#### [Recorded information]
+++++

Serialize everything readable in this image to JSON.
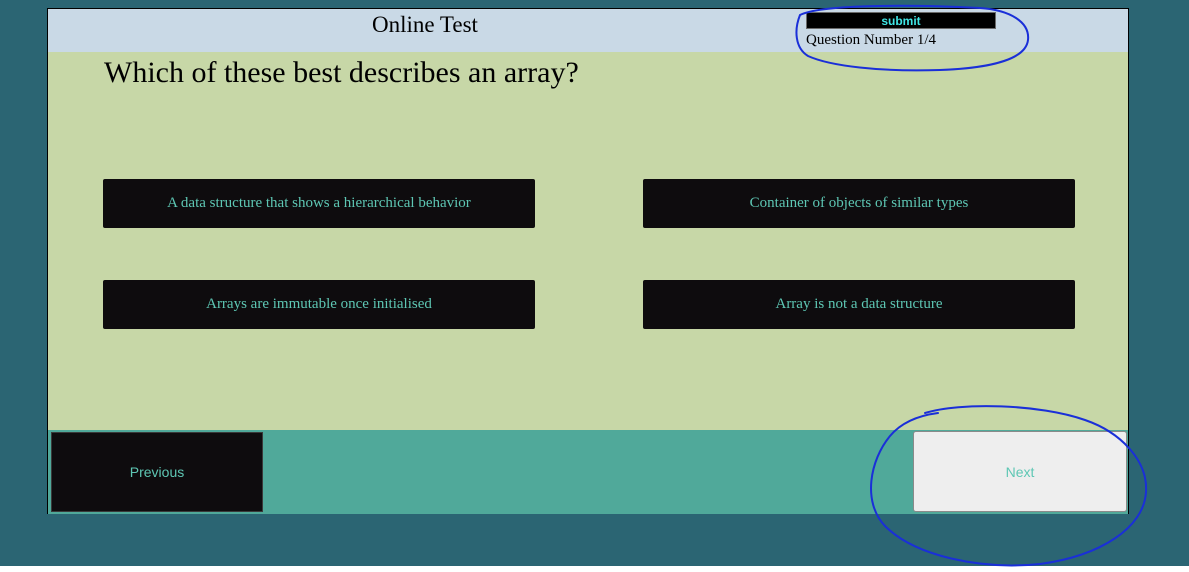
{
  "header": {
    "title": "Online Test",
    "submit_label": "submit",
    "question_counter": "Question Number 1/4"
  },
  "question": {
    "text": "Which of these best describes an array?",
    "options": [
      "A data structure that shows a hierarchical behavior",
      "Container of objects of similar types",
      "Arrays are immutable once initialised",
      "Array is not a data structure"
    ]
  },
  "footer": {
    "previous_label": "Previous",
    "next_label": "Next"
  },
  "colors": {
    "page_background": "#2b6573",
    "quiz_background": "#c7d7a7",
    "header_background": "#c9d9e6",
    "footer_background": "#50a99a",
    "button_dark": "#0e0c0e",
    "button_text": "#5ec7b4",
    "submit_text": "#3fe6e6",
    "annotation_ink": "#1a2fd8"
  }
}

+++++

#### [What you need to do]
Reproduce the material word for word, minus the images.

#### [The solution]
Serialize everything readable in this image to JSON.
{
  "header": {
    "title": "Online Test",
    "submit_label": "submit",
    "question_counter": "Question Number 1/4"
  },
  "question": {
    "text": "Which of these best describes an array?",
    "options": [
      "A data structure that shows a hierarchical behavior",
      "Container of objects of similar types",
      "Arrays are immutable once initialised",
      "Array is not a data structure"
    ]
  },
  "footer": {
    "previous_label": "Previous",
    "next_label": "Next"
  },
  "colors": {
    "page_background": "#2b6573",
    "quiz_background": "#c7d7a7",
    "header_background": "#c9d9e6",
    "footer_background": "#50a99a",
    "button_dark": "#0e0c0e",
    "button_text": "#5ec7b4",
    "submit_text": "#3fe6e6",
    "annotation_ink": "#1a2fd8"
  }
}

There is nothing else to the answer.